Show every line containing "ОБРАТНЫЙ" by copying it.

====== Records

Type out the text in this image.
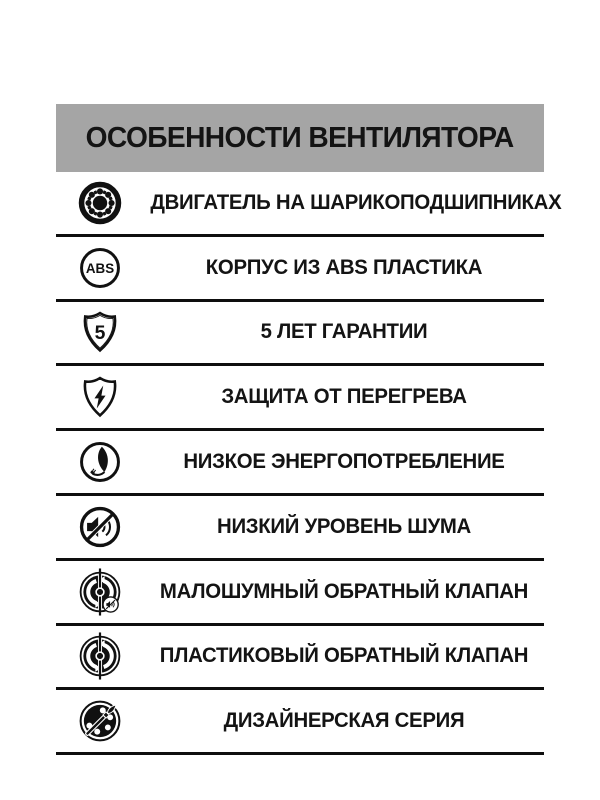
ОСОБЕННОСТИ ВЕНТИЛЯТОРА
ДВИГАТЕЛЬ НА ШАРИКОПОДШИПНИКАХ
ABS	КОРПУС ИЗ ABS ПЛАСТИКА
5	5 ЛЕТ ГАРАНТИИ
ЗАЩИТА ОТ ПЕРЕГРЕВА
НИЗКОЕ ЭНЕРГОПОТРЕБЛЕНИЕ
НИЗКИЙ УРОВЕНЬ ШУМА
МАЛОШУМНЫЙ ОБРАТНЫЙ КЛАПАН
ПЛАСТИКОВЫЙ ОБРАТНЫЙ КЛАПАН
ДИЗАЙНЕРСКАЯ СЕРИЯ
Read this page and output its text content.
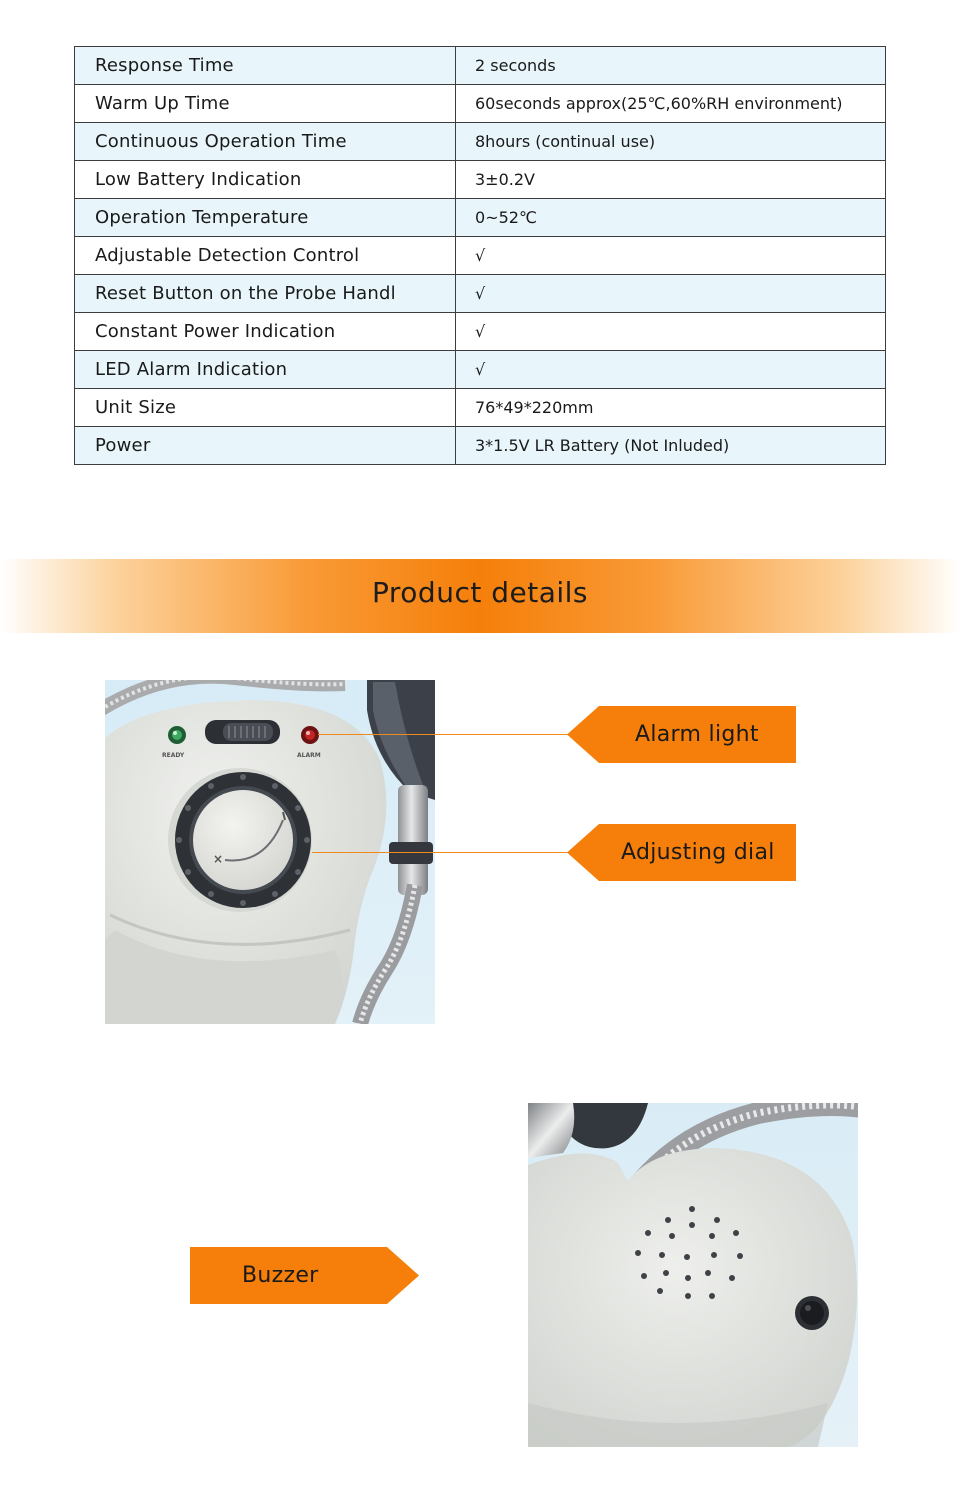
Response Time	2 seconds
Warm Up Time	60seconds approx(25℃,60%RH environment)
Continuous Operation Time	8hours (continual use)
Low Battery Indication	3±0.2V
Operation Temperature	0~52℃
Adjustable Detection Control	√
Reset Button on the Probe Handl	√
Constant Power Indication	√
LED Alarm Indication	√
Unit Size	76*49*220mm
Power	3*1.5V LR Battery (Not Inluded)
Product details
READY	ALARM
×
Alarm light
Adjusting dial
Buzzer
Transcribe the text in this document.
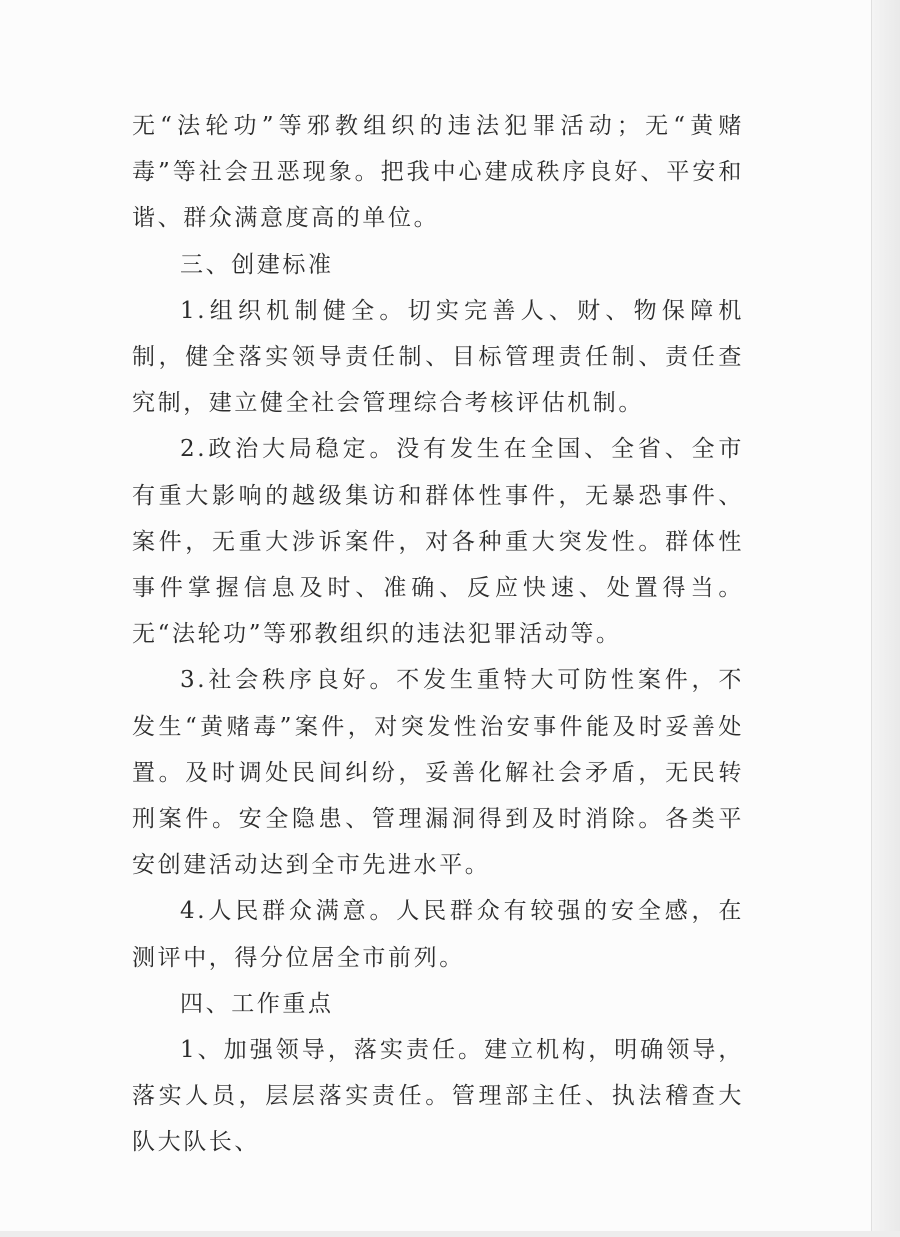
无“法轮功”等邪教组织的违法犯罪活动；无“黄赌毒”等社会丑恶现象。把我中心建成秩序良好、平安和谐、群众满意度高的单位。

三、创建标准

1.组织机制健全。切实完善人、财、物保障机制，健全落实领导责任制、目标管理责任制、责任查究制，建立健全社会管理综合考核评估机制。

2.政治大局稳定。没有发生在全国、全省、全市有重大影响的越级集访和群体性事件，无暴恐事件、案件，无重大涉诉案件，对各种重大突发性。群体性事件掌握信息及时、准确、反应快速、处置得当。无“法轮功”等邪教组织的违法犯罪活动等。

3.社会秩序良好。不发生重特大可防性案件，不发生“黄赌毒”案件，对突发性治安事件能及时妥善处置。及时调处民间纠纷，妥善化解社会矛盾，无民转刑案件。安全隐患、管理漏洞得到及时消除。各类平安创建活动达到全市先进水平。

4.人民群众满意。人民群众有较强的安全感，在测评中，得分位居全市前列。

四、工作重点

1、加强领导，落实责任。建立机构，明确领导，落实人员，层层落实责任。管理部主任、执法稽查大队大队长、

============

● **Expected output**:
МАЛОШУМНЫЙ ОБРАТНЫЙ КЛАПАН
ПЛАСТИКОВЫЙ ОБРАТНЫЙ КЛАПАН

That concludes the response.